Instruction: Rewrite every line of the items below as one numbered list, leaving out any blank lines.

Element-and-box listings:
_ _ _ _ _
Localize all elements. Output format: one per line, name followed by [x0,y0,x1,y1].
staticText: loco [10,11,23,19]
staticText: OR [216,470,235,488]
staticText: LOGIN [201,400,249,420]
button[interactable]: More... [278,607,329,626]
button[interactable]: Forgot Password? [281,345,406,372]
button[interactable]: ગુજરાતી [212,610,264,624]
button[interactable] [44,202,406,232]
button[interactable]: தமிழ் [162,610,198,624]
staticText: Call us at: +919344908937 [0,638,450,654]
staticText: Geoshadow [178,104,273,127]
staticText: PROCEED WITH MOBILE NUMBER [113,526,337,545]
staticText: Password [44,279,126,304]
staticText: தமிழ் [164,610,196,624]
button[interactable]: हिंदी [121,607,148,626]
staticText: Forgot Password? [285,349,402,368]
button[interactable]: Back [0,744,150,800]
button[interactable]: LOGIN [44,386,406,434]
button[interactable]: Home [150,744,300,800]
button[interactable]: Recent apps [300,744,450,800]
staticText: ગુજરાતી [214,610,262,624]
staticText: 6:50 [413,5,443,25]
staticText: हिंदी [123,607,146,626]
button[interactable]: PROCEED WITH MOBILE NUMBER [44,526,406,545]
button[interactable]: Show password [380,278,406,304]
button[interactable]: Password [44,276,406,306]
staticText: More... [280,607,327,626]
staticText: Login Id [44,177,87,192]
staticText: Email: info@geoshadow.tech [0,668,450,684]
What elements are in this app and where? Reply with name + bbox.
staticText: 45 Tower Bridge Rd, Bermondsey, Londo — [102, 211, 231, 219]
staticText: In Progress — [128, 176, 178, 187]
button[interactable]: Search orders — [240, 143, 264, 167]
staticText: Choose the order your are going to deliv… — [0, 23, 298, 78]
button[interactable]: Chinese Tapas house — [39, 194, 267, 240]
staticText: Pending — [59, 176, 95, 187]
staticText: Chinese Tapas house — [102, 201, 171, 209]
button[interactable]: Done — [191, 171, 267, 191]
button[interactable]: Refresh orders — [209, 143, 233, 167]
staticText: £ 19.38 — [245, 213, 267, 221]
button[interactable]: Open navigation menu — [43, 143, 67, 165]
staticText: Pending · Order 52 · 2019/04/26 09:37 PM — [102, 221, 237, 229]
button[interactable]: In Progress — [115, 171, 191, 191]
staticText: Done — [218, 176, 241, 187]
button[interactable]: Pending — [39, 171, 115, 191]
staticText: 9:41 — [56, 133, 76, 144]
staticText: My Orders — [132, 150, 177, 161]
_ _ _ _ _
Solution below:
1. Localize all elements. Output format: one per line, name followed by [x0,y0,x1,y1].
2. staticText: loco [10,11,23,19]
3. staticText: OR [216,470,235,488]
4. staticText: LOGIN [201,400,249,420]
5. button[interactable]: More... [278,607,329,626]
6. button[interactable]: Forgot Password? [281,345,406,372]
7. button[interactable]: ગુજરાતી [212,610,264,624]
8. button[interactable] [44,202,406,232]
9. button[interactable]: தமிழ் [162,610,198,624]
10. staticText: Call us at: +919344908937 [0,638,450,654]
11. staticText: Geoshadow [178,104,273,127]
12. staticText: PROCEED WITH MOBILE NUMBER [113,526,337,545]
13. staticText: Password [44,279,126,304]
14. staticText: தமிழ் [164,610,196,624]
15. button[interactable]: हिंदी [121,607,148,626]
16. staticText: Forgot Password? [285,349,402,368]
17. button[interactable]: Back [0,744,150,800]
18. button[interactable]: LOGIN [44,386,406,434]
19. button[interactable]: Home [150,744,300,800]
20. button[interactable]: Recent apps [300,744,450,800]
21. staticText: ગુજરાતી [214,610,262,624]
22. staticText: 6:50 [413,5,443,25]
23. staticText: हिंदी [123,607,146,626]
24. button[interactable]: PROCEED WITH MOBILE NUMBER [44,526,406,545]
25. button[interactable]: Show password [380,278,406,304]
26. button[interactable]: Password [44,276,406,306]
27. staticText: More... [280,607,327,626]
28. staticText: Login Id [44,177,87,192]
29. staticText: Email: info@geoshadow.tech [0,668,450,684]
30. What elements are in this app and where? Reply with name + bbox.
31. staticText: 45 Tower Bridge Rd, Bermondsey, Londo — [102, 211, 231, 219]
32. staticText: In Progress — [128, 176, 178, 187]
33. button[interactable]: Search orders — [240, 143, 264, 167]
34. staticText: Choose the order your are going to deliv… — [0, 23, 298, 78]
35. button[interactable]: Chinese Tapas house — [39, 194, 267, 240]
36. staticText: Pending — [59, 176, 95, 187]
37. staticText: Chinese Tapas house — [102, 201, 171, 209]
38. button[interactable]: Done — [191, 171, 267, 191]
39. button[interactable]: Refresh orders — [209, 143, 233, 167]
40. staticText: £ 19.38 — [245, 213, 267, 221]
41. button[interactable]: Open navigation menu — [43, 143, 67, 165]
42. staticText: Pending · Order 52 · 2019/04/26 09:37 PM — [102, 221, 237, 229]
43. button[interactable]: In Progress — [115, 171, 191, 191]
44. staticText: Done — [218, 176, 241, 187]
45. button[interactable]: Pending — [39, 171, 115, 191]
46. staticText: 9:41 — [56, 133, 76, 144]
47. staticText: My Orders — [132, 150, 177, 161]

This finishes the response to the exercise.